## start Selected excerpt

Thirteen Kosovo Albanians with machine guns and other advanced weaponry were arrested Wednesday while en route to a zone just outside Kosovo where ethnic Albanian militants are preparing for battle, NATO peacekeepers said.

A NATO statement said the 13 men were heading out of Kosovo, toward the boundary with the rest of Serbia in four cars and two tractors. They did not resist when peacekeepers arrested them in the town of Draghibac Mala.

The confiscated weapons included seven machine guns, five AK-47 assault rifles, 30 rocket-propelled grenade warheads, 50 hand grenades, two anti-tank mines and four rocket launchers and warheads. The arrested men will be sent to the U.S. Camp Bondsteel for questioning, the statement said.

The arrests appeared to be the latest evidence that ethnic Albanian militants are preparing to fight Serbs in the tense buffer zone where Kosovo meets the rest of Serbia.

"Clearly, they are moving across the boundary in order to carry out attacks on Serbs," Press Association of Britain quoted a NATO spokesman, Lt. Col. Stephen Kilpatrick, as saying.

Ethnic Albanians make up the vast majority of the population in Kosovo, which is a province of Serbia, Yugoslavia's main republic. Kosovo has been under international control since last year, when the 78-day NATO bombing of Yugoslavia forced then-President Slobodan Milosevic to halt his crackdown against Kosovo Albanians. Many Kosovo residents now want full independence for not only Kosovo but also the heavily ethnic Albanian Presevo Valley region in nearby Serbia proper.

## end Selected excerpt
## start Dataset content

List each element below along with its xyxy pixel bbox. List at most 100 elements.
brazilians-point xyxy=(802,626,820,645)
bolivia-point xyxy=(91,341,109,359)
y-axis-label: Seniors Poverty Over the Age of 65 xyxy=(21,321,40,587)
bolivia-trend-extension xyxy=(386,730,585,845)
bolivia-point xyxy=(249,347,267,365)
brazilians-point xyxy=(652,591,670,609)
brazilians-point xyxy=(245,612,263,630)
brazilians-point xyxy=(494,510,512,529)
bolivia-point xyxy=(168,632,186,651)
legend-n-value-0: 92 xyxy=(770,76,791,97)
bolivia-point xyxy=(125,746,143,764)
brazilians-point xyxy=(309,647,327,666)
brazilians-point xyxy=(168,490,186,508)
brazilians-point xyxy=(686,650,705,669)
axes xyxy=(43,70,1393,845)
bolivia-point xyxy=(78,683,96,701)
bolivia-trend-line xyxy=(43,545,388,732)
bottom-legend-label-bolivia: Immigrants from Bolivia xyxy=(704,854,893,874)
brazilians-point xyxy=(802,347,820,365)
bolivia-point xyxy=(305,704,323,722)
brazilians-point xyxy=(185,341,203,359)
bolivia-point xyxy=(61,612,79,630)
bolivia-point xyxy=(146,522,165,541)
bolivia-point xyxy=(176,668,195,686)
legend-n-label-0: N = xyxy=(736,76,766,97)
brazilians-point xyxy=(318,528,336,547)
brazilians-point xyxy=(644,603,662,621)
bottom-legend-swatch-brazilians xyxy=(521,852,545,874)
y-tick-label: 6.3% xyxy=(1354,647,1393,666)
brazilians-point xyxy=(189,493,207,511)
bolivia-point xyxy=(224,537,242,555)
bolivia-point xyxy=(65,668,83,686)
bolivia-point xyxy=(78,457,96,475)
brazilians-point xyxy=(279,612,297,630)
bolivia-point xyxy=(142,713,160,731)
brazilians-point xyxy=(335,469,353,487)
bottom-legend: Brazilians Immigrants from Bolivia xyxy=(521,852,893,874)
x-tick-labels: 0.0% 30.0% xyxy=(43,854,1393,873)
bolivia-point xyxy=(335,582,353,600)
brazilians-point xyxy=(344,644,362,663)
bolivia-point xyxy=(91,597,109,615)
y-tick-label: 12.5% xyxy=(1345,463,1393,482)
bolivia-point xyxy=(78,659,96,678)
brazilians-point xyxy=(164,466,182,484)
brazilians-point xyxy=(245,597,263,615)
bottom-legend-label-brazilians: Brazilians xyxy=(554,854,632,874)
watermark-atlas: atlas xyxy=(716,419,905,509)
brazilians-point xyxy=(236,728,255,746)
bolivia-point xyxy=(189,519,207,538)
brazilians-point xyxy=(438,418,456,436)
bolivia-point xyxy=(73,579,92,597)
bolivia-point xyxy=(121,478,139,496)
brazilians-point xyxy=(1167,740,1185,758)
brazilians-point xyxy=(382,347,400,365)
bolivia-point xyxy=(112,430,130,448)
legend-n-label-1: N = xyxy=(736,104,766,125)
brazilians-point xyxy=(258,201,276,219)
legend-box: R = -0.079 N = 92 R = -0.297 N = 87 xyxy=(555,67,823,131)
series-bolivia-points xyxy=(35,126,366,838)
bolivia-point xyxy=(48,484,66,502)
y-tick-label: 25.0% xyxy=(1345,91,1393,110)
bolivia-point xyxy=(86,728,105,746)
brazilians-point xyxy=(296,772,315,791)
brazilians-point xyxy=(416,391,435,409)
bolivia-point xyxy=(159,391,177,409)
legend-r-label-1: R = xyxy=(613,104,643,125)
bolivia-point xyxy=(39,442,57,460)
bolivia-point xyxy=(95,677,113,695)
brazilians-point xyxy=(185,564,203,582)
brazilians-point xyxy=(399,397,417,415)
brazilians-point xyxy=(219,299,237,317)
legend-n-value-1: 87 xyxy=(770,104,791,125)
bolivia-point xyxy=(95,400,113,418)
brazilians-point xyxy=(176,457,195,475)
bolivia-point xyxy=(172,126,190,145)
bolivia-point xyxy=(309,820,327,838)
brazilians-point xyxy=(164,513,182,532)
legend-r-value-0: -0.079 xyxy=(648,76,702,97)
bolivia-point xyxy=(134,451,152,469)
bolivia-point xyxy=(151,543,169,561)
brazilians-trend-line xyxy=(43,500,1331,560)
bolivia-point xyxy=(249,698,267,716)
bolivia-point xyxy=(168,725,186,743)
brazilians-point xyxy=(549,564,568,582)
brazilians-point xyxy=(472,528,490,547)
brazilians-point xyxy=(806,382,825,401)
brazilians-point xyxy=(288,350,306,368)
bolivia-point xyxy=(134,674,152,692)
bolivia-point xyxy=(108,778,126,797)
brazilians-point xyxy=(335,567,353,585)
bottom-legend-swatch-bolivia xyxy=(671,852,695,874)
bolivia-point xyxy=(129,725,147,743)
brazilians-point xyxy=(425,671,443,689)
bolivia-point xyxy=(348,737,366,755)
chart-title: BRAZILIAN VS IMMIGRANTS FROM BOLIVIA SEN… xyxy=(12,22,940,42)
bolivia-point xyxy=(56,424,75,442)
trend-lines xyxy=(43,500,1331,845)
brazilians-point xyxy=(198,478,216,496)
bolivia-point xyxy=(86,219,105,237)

## end Dataset content

### What to do
a - In the Kosovo arrests article, rewrite the paragraph beginning "The confiscated weapons included" as a bulleted list, keeping its main facts.
b - Resume the Kosovo arrests article with a new paragraph after its last sentence.

### Answer set
a -
- Seven machine guns
- Five AK-47 assault rifles
- 30 rocket-propelled grenade warheads
- 50 hand grenades
- Two anti-tank mines
- Four rocket launchers and warheads
- The arrested men will go to the U.S. Camp Bondsteel for questioning, according to the statement.

b -
The buffer zone was established in June 1999 to prevent Yugoslav forces from threatening the peacekeepers who took over Kosovo. Yugoslav forces cannot use heavy weapons in the zone, and so the ethnic Albanians have been operating with impunity as they try to drive Yugoslav forces from the area.

Last month, the rebels killed four Yugoslav policemen and seized several positions in the three-mile-wide buffer zone. The growing insurgency is provoking international concern because it threatens to export the kind of tensions that led to Kosovo's bloodshed.

In New York, the U.N. Security Council called Tuesday for ethnic Albanian "extremists" from Kosovo to withdraw immediately from the boundary zone.

At the meeting, Yugoslav Foreign Minister Goran Svilanovic said he expected the council to take immediate action to remove the rebels from the region. The new Yugoslav government is committed to finding a peaceful solution to the problem, but it is under pressure from extremists to resort to military force to restore security in the zone, he said.

Yugoslav President Vojislav Kostunica called earlier Tuesday for changes in the Kosovo peace agreement that would allow Yugoslav forces to operate closer to the boundary. Svilanovic brought Kostunica's message to the council, saying Belgrade was ready to discuss with NATO and the United Nations "possible changes in the regime in the zoe."

Deputy U.S. Ambassador James Cunningham said he appreciated the Belgrade government's "considerable restraint and responsibility" so far. He cautioned against calls for military action in the zone, however.

Kosovo itself remains tense. Yugoslavia's Beta news agency reported that a U.N. police station in Serb-dominated Zubin Potok was demolished with grenades and machine-gun bursts. In addition, four police cars were damaged and a van was blown up.

The attack on the U.N. police station Tuesday has prompted a blockade of the village enforced by U.N. police and NATO troops.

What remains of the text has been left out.